◆ **Challenge**
Locate all lines with the word "ROTI". Copy them.

— BEGIN Data for processing —

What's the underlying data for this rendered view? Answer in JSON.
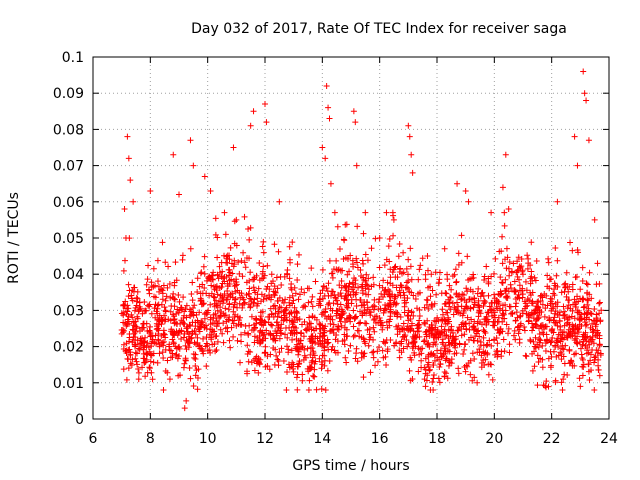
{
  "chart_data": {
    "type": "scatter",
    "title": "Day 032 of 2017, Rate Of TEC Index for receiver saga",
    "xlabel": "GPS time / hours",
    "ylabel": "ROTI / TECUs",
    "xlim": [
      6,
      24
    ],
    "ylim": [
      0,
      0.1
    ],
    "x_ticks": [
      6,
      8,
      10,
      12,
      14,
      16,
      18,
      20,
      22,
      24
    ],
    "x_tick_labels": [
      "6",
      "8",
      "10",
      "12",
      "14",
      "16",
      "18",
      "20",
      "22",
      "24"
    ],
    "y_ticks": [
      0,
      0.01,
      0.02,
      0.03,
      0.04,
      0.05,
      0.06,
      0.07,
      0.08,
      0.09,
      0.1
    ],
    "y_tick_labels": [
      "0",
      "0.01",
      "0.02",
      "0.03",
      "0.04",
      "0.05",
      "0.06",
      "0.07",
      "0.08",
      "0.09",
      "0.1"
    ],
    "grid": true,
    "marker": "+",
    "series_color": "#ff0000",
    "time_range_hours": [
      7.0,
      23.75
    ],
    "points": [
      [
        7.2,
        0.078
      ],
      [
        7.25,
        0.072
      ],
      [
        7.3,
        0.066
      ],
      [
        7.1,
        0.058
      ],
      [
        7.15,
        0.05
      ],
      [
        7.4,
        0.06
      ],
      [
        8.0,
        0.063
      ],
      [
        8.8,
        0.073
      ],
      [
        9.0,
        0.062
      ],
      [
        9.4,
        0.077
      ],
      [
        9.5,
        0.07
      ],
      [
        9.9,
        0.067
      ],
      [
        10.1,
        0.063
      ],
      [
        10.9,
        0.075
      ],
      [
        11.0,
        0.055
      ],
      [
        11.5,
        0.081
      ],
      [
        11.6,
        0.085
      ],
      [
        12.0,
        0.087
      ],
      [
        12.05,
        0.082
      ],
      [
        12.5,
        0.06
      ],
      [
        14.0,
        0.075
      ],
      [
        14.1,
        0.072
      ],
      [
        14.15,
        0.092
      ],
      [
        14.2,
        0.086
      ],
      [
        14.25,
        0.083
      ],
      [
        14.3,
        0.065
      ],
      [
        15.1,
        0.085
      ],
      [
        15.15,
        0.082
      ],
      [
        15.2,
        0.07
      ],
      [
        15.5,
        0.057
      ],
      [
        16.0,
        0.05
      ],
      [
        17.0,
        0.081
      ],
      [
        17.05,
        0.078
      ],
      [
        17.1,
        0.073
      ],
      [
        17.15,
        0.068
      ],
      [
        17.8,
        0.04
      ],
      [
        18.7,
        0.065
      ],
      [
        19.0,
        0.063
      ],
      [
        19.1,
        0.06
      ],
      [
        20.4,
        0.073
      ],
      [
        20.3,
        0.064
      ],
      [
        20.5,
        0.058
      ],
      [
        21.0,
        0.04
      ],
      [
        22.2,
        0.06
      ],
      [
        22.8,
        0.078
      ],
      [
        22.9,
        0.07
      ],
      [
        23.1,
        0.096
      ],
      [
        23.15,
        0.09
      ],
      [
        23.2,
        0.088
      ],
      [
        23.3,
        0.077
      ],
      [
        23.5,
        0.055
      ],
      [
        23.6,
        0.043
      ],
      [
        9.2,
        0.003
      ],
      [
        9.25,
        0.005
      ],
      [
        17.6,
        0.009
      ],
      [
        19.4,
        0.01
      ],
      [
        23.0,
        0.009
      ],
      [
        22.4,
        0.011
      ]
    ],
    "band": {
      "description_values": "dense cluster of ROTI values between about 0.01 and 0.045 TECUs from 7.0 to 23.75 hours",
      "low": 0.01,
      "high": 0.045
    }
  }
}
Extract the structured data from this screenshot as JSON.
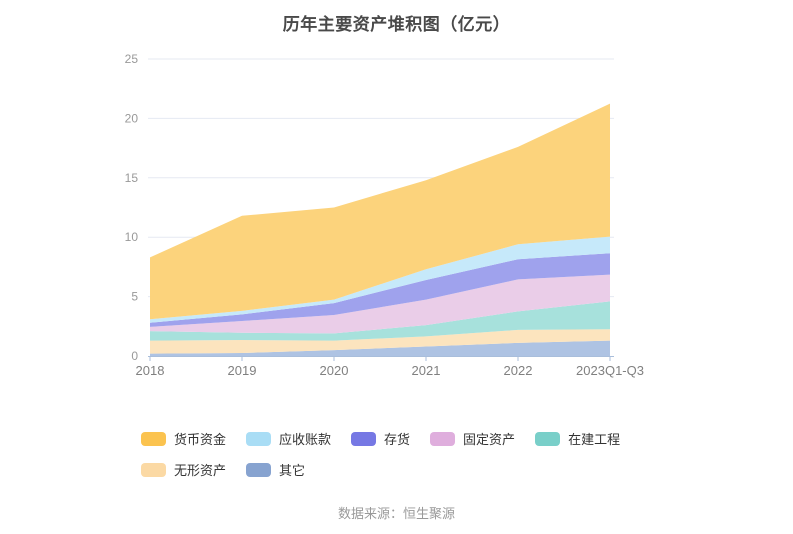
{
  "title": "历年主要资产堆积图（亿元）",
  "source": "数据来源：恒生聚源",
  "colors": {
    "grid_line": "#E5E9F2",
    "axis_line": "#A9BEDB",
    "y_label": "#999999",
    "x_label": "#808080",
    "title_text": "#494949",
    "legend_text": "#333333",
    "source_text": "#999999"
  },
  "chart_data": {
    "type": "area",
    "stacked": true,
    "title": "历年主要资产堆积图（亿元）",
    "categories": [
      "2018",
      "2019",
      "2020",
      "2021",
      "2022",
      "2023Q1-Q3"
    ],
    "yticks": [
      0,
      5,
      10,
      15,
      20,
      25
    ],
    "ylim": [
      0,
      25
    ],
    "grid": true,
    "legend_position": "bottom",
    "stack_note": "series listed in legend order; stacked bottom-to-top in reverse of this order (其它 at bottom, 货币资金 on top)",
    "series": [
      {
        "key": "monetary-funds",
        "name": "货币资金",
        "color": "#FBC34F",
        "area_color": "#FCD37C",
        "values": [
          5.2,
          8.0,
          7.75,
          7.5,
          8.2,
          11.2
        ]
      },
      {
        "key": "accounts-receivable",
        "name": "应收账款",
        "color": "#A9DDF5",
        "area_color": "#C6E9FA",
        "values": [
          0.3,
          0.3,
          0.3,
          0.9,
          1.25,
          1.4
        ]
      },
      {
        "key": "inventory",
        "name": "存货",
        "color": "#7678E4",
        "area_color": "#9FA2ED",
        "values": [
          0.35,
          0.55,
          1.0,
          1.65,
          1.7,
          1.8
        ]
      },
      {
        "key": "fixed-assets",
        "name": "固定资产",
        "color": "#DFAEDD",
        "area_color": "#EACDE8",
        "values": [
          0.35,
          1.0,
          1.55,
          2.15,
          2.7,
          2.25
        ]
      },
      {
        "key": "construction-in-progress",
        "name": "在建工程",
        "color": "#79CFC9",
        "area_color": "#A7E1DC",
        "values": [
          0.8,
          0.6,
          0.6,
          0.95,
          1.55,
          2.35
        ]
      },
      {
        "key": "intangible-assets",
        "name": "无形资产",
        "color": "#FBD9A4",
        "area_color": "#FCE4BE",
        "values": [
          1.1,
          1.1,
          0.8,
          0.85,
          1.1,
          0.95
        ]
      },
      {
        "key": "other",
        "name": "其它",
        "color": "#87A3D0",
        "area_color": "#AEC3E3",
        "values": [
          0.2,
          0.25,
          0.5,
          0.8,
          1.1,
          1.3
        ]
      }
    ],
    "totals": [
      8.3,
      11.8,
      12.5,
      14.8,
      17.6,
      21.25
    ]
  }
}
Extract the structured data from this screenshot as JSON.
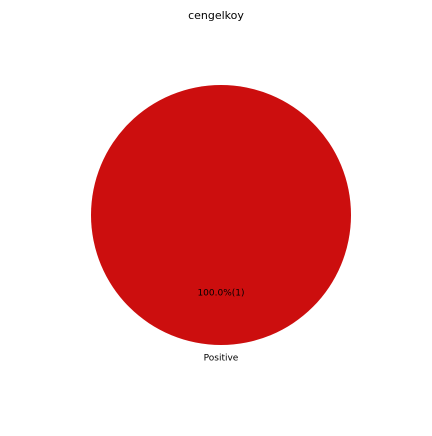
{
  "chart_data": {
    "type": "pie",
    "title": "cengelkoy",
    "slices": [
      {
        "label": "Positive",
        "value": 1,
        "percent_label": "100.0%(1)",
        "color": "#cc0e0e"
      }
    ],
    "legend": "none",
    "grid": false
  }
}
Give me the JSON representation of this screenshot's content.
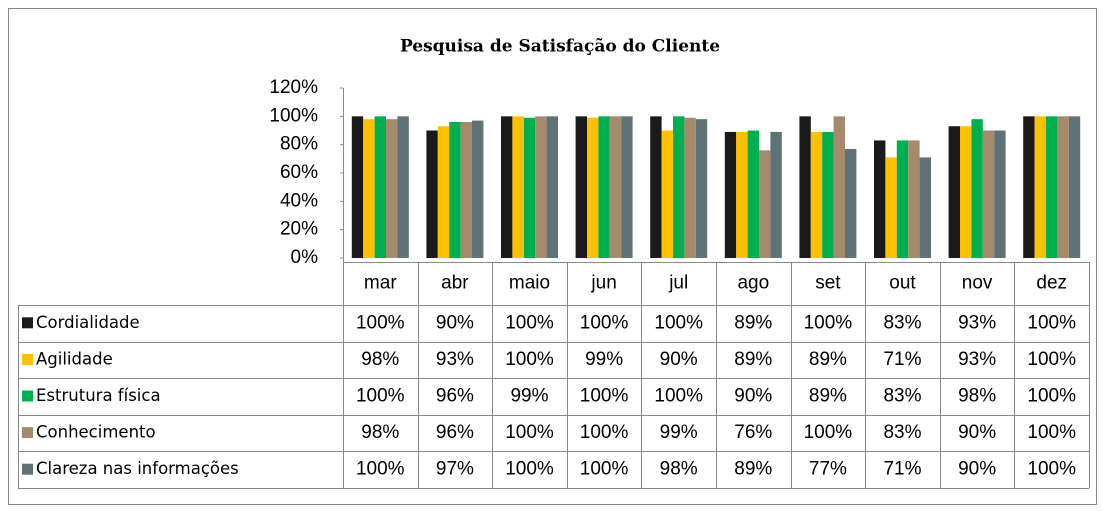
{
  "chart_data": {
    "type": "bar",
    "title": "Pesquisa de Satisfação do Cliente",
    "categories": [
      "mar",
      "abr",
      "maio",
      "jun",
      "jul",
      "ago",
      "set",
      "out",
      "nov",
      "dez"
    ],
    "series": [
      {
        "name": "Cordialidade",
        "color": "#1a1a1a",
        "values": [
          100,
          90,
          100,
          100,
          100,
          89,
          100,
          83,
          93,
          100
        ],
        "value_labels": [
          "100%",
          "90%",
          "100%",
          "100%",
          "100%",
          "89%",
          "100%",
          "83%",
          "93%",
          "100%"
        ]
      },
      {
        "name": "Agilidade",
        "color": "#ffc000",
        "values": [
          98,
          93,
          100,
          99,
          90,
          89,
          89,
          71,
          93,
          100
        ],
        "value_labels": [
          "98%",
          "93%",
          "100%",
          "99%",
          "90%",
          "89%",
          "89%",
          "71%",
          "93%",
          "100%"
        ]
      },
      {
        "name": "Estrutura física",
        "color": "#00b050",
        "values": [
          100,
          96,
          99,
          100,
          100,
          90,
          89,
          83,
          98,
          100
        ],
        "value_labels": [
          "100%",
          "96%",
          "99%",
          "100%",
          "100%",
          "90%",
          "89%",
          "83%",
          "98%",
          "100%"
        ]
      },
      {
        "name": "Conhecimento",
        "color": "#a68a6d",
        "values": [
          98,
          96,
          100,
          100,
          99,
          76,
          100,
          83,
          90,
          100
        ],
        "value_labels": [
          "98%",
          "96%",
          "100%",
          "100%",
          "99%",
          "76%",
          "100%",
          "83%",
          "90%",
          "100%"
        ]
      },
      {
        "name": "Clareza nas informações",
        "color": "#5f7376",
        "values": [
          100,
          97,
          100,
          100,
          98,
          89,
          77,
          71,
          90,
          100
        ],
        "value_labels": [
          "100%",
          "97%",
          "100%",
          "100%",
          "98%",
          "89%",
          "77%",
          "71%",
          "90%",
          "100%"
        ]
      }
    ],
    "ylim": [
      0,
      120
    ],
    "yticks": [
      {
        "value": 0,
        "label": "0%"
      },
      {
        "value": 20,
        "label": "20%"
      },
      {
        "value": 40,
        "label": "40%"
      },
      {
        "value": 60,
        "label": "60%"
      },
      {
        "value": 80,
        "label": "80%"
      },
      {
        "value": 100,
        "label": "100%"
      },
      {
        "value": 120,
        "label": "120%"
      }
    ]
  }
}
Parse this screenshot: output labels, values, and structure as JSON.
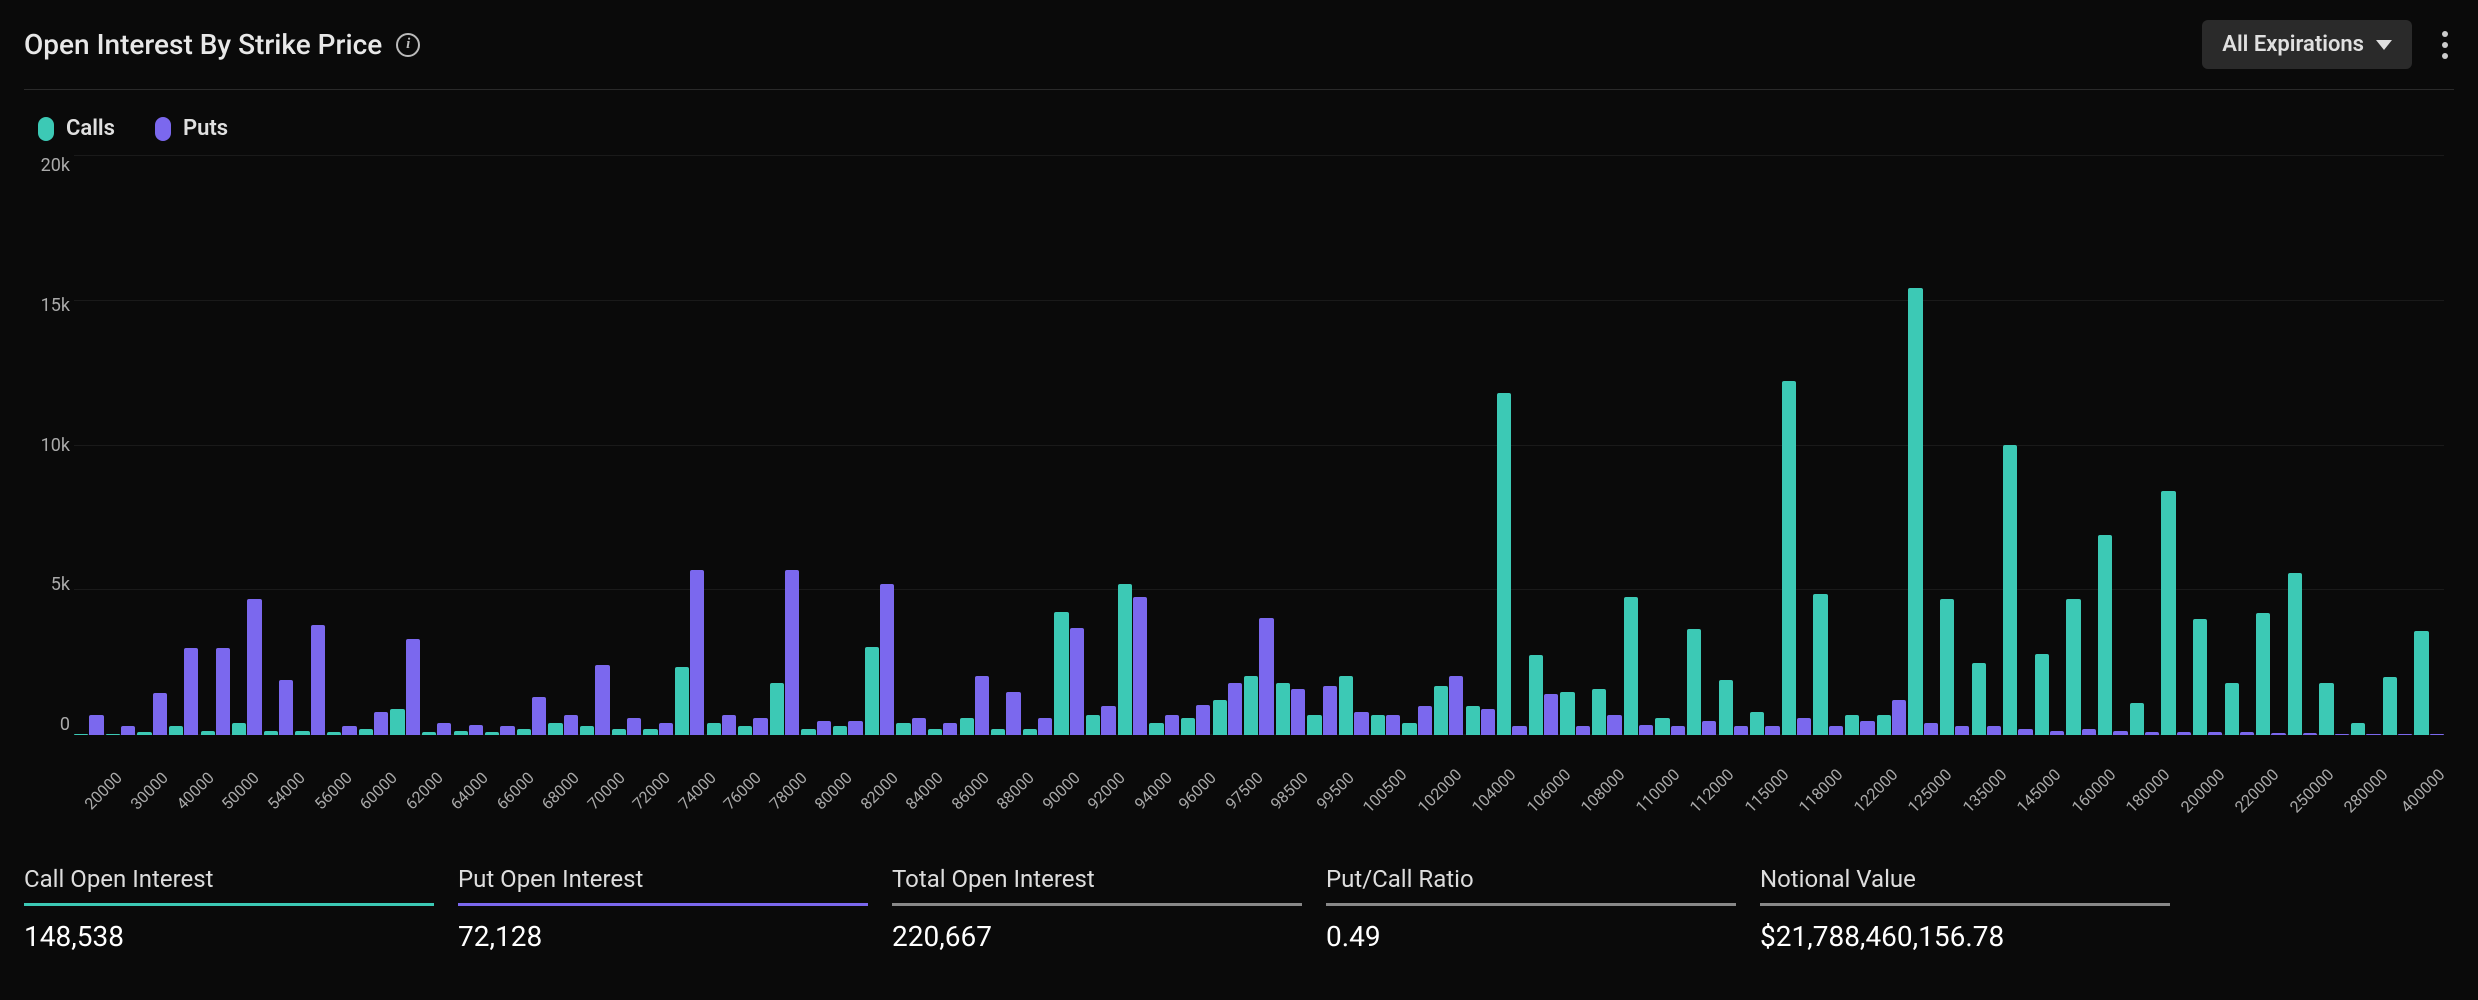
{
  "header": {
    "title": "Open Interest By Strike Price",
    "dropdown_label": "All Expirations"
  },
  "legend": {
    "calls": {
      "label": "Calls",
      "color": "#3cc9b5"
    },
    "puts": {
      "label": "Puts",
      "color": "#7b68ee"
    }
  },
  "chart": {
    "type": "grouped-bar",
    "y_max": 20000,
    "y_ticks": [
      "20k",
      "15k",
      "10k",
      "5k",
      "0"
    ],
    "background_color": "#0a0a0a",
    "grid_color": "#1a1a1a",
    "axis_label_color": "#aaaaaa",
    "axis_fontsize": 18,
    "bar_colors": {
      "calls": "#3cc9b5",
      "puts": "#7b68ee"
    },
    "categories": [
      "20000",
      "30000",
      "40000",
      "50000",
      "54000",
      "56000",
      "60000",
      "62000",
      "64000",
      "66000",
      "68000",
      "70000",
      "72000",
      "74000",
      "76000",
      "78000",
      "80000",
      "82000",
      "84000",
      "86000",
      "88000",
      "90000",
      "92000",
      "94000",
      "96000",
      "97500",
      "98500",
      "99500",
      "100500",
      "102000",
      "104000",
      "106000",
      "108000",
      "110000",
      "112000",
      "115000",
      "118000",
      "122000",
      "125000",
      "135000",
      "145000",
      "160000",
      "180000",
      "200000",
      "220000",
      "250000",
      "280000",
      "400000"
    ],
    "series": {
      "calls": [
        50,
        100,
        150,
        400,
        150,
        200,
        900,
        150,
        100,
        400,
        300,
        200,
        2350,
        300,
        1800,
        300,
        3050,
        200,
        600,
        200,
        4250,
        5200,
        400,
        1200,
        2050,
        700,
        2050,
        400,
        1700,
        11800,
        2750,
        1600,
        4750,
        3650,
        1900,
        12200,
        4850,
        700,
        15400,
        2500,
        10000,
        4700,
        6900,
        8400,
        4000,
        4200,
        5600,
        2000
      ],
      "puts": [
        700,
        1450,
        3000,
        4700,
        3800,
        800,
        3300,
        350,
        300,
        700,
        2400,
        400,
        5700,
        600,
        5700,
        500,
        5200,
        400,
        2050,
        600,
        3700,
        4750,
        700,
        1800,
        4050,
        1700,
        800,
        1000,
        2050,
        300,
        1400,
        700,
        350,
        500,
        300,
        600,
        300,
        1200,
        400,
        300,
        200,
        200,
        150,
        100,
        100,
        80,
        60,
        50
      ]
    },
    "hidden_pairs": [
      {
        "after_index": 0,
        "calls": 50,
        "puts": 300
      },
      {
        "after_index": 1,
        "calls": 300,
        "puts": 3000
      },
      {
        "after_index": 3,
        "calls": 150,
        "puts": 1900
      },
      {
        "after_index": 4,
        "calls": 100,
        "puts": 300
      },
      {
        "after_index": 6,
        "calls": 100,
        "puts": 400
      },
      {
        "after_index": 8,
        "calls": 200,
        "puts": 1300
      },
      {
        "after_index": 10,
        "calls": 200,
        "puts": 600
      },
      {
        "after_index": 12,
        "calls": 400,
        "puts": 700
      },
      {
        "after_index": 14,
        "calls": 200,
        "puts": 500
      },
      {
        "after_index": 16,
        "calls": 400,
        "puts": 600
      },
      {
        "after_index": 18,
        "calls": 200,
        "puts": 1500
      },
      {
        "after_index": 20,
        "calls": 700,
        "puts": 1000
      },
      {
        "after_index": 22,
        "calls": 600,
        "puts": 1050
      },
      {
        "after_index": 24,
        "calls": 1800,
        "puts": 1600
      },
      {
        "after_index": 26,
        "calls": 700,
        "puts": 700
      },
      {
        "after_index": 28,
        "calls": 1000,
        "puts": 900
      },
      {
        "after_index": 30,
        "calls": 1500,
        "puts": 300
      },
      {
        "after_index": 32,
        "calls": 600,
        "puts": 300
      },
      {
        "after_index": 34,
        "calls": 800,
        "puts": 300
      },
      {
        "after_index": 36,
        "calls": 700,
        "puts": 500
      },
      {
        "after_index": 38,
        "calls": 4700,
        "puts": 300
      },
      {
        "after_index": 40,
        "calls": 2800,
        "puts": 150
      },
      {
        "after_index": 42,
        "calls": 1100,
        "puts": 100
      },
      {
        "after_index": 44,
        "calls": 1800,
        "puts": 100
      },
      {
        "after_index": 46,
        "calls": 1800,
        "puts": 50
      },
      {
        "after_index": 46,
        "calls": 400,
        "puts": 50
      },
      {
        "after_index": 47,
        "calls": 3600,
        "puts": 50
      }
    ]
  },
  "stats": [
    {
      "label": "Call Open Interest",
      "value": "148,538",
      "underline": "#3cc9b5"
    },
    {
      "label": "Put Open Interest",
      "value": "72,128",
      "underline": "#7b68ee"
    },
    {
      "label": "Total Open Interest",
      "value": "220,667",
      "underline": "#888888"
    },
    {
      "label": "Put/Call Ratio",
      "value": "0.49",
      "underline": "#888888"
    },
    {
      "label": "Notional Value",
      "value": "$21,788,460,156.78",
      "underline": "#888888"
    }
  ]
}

— END Data for processing —

◆ **Worked answer**
    "ylabel": "ROTI / TECUs",
      "description_values": "dense cluster of ROTI values between about 0.01 and 0.045 TECUs from 7.0 to 23.75 hours",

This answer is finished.